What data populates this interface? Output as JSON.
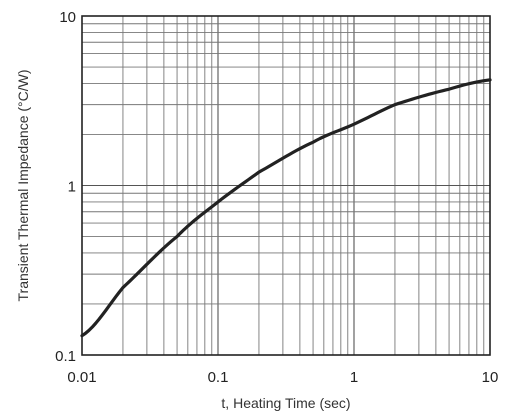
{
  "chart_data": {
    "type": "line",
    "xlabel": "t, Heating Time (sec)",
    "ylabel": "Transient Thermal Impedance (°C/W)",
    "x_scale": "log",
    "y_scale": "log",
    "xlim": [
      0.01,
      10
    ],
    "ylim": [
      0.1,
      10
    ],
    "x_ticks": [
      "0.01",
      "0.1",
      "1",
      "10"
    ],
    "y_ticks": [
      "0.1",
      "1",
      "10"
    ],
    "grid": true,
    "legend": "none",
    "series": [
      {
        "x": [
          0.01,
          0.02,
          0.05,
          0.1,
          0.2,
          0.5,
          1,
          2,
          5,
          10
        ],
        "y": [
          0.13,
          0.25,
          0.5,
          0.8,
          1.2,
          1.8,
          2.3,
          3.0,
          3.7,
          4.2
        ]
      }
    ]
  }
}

==*==

**Stated exercise**. Omit the pictures and reproduce the listing exactly.

**Result of this task**.
What data populates this interface? Output as JSON.
{
  "chart_data": {
    "type": "line",
    "xlabel": "t, Heating Time (sec)",
    "ylabel": "Transient Thermal Impedance (°C/W)",
    "x_scale": "log",
    "y_scale": "log",
    "xlim": [
      0.01,
      10
    ],
    "ylim": [
      0.1,
      10
    ],
    "x_ticks": [
      "0.01",
      "0.1",
      "1",
      "10"
    ],
    "y_ticks": [
      "0.1",
      "1",
      "10"
    ],
    "grid": true,
    "legend": "none",
    "series": [
      {
        "x": [
          0.01,
          0.02,
          0.05,
          0.1,
          0.2,
          0.5,
          1,
          2,
          5,
          10
        ],
        "y": [
          0.13,
          0.25,
          0.5,
          0.8,
          1.2,
          1.8,
          2.3,
          3.0,
          3.7,
          4.2
        ]
      }
    ]
  }
}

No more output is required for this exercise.